Print every record below exactly as written.

(Collection entries)
++++++++++
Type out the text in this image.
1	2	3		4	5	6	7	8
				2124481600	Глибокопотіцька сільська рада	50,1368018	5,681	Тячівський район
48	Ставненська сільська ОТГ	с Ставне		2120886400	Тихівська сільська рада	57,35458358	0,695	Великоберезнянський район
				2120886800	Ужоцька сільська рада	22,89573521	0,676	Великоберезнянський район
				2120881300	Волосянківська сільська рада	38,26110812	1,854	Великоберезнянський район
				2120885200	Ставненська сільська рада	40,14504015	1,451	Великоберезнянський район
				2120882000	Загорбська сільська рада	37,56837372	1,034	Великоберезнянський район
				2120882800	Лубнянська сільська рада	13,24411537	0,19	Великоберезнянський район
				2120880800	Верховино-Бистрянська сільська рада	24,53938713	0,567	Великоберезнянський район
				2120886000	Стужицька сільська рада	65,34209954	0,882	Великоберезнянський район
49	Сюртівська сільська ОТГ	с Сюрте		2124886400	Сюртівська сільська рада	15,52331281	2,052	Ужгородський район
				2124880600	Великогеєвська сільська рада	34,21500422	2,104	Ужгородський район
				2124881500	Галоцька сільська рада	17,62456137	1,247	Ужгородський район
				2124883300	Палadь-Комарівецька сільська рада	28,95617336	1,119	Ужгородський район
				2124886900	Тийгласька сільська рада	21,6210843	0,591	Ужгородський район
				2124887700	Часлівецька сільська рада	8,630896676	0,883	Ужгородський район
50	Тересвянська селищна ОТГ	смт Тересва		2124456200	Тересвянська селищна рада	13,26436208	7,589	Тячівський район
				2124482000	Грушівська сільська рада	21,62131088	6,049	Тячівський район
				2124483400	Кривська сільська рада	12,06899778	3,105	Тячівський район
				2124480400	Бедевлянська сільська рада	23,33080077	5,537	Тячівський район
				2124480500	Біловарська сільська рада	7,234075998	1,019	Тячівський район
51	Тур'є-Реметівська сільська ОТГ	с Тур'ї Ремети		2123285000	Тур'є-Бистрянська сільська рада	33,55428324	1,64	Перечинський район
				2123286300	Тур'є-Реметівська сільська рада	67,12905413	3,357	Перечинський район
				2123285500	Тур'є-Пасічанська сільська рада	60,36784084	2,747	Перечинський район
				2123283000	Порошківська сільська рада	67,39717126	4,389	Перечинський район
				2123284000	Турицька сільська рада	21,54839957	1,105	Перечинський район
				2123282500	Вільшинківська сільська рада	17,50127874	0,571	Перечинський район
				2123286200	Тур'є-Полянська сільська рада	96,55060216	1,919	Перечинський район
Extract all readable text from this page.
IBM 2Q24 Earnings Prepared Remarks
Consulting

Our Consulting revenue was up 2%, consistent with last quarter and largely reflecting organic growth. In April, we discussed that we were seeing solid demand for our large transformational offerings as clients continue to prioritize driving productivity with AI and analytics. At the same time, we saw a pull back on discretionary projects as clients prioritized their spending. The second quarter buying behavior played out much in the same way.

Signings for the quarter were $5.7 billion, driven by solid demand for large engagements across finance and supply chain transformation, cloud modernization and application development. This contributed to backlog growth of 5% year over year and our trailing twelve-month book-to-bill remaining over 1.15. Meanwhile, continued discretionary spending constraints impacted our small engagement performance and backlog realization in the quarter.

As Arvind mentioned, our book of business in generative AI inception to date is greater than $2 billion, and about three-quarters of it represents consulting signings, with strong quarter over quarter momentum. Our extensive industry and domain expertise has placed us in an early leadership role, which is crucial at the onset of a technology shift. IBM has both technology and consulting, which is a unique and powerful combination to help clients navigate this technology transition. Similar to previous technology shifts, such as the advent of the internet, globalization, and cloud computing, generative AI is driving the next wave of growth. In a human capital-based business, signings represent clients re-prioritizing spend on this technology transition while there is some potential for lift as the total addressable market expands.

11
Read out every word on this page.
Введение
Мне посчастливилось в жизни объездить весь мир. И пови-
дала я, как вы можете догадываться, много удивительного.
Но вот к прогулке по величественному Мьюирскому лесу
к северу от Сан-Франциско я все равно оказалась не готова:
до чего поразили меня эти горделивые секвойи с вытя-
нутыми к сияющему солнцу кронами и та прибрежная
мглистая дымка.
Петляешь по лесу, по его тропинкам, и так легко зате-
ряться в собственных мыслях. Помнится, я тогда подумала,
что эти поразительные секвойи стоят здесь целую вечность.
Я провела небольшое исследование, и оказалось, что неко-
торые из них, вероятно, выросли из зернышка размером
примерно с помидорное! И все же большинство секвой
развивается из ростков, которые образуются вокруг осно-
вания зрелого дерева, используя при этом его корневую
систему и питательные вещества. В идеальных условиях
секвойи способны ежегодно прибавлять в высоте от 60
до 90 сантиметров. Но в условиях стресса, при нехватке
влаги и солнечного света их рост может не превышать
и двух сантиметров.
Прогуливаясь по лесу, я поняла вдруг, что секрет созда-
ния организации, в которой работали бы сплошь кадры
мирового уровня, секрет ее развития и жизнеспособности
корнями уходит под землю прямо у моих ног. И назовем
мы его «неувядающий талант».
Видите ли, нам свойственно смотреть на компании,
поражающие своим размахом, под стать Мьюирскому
++++++++++
§ **OUTPUT OF THE EXERCISE**:
Type out the text in this image.
1	2	3		4	5	6	7	8
				2124481600	Глибокопотіцька сільська рада	50,1368018	5,681	Тячівський район
48	Ставненська сільська ОТГ	с Ставне		2120886400	Тихівська сільська рада	57,35458358	0,695	Великоберезнянський район
				2120886800	Ужоцька сільська рада	22,89573521	0,676	Великоберезнянський район
				2120881300	Волосянківська сільська рада	38,26110812	1,854	Великоберезнянський район
				2120885200	Ставненська сільська рада	40,14504015	1,451	Великоберезнянський район
				2120882000	Загорбська сільська рада	37,56837372	1,034	Великоберезнянський район
				2120882800	Лубнянська сільська рада	13,24411537	0,19	Великоберезнянський район
				2120880800	Верховино-Бистрянська сільська рада	24,53938713	0,567	Великоберезнянський район
				2120886000	Стужицька сільська рада	65,34209954	0,882	Великоберезнянський район
49	Сюртівська сільська ОТГ	с Сюрте		2124886400	Сюртівська сільська рада	15,52331281	2,052	Ужгородський район
				2124880600	Великогеєвська сільська рада	34,21500422	2,104	Ужгородський район
				2124881500	Галоцька сільська рада	17,62456137	1,247	Ужгородський район
				2124883300	Палadь-Комарівецька сільська рада	28,95617336	1,119	Ужгородський район
				2124886900	Тийгласька сільська рада	21,6210843	0,591	Ужгородський район
				2124887700	Часлівецька сільська рада	8,630896676	0,883	Ужгородський район
50	Тересвянська селищна ОТГ	смт Тересва		2124456200	Тересвянська селищна рада	13,26436208	7,589	Тячівський район
				2124482000	Грушівська сільська рада	21,62131088	6,049	Тячівський район
				2124483400	Кривська сільська рада	12,06899778	3,105	Тячівський район
				2124480400	Бедевлянська сільська рада	23,33080077	5,537	Тячівський район
				2124480500	Біловарська сільська рада	7,234075998	1,019	Тячівський район
51	Тур'є-Реметівська сільська ОТГ	с Тур'ї Ремети		2123285000	Тур'є-Бистрянська сільська рада	33,55428324	1,64	Перечинський район
				2123286300	Тур'є-Реметівська сільська рада	67,12905413	3,357	Перечинський район
				2123285500	Тур'є-Пасічанська сільська рада	60,36784084	2,747	Перечинський район
				2123283000	Порошківська сільська рада	67,39717126	4,389	Перечинський район
				2123284000	Турицька сільська рада	21,54839957	1,105	Перечинський район
				2123282500	Вільшинківська сільська рада	17,50127874	0,571	Перечинський район
				2123286200	Тур'є-Полянська сільська рада	96,55060216	1,919	Перечинський район
Extract all readable text from this page.
IBM 2Q24 Earnings Prepared Remarks
Consulting

Our Consulting revenue was up 2%, consistent with last quarter and largely reflecting organic growth. In April, we discussed that we were seeing solid demand for our large transformational offerings as clients continue to prioritize driving productivity with AI and analytics. At the same time, we saw a pull back on discretionary projects as clients prioritized their spending. The second quarter buying behavior played out much in the same way.

Signings for the quarter were $5.7 billion, driven by solid demand for large engagements across finance and supply chain transformation, cloud modernization and application development. This contributed to backlog growth of 5% year over year and our trailing twelve-month book-to-bill remaining over 1.15. Meanwhile, continued discretionary spending constraints impacted our small engagement performance and backlog realization in the quarter.

As Arvind mentioned, our book of business in generative AI inception to date is greater than $2 billion, and about three-quarters of it represents consulting signings, with strong quarter over quarter momentum. Our extensive industry and domain expertise has placed us in an early leadership role, which is crucial at the onset of a technology shift. IBM has both technology and consulting, which is a unique and powerful combination to help clients navigate this technology transition. Similar to previous technology shifts, such as the advent of the internet, globalization, and cloud computing, generative AI is driving the next wave of growth. In a human capital-based business, signings represent clients re-prioritizing spend on this technology transition while there is some potential for lift as the total addressable market expands.

11
Read out every word on this page.
Введение
Мне посчастливилось в жизни объездить весь мир. И пови-
дала я, как вы можете догадываться, много удивительного.
Но вот к прогулке по величественному Мьюирскому лесу
к северу от Сан-Франциско я все равно оказалась не готова:
до чего поразили меня эти горделивые секвойи с вытя-
нутыми к сияющему солнцу кронами и та прибрежная
мглистая дымка.
Петляешь по лесу, по его тропинкам, и так легко зате-
ряться в собственных мыслях. Помнится, я тогда подумала,
что эти поразительные секвойи стоят здесь целую вечность.
Я провела небольшое исследование, и оказалось, что неко-
торые из них, вероятно, выросли из зернышка размером
примерно с помидорное! И все же большинство секвой
развивается из ростков, которые образуются вокруг осно-
вания зрелого дерева, используя при этом его корневую
систему и питательные вещества. В идеальных условиях
секвойи способны ежегодно прибавлять в высоте от 60
до 90 сантиметров. Но в условиях стресса, при нехватке
влаги и солнечного света их рост может не превышать
и двух сантиметров.
Прогуливаясь по лесу, я поняла вдруг, что секрет созда-
ния организации, в которой работали бы сплошь кадры
мирового уровня, секрет ее развития и жизнеспособности
корнями уходит под землю прямо у моих ног. И назовем
мы его «неувядающий талант».
Видите ли, нам свойственно смотреть на компании,
поражающие своим размахом, под стать Мьюирскому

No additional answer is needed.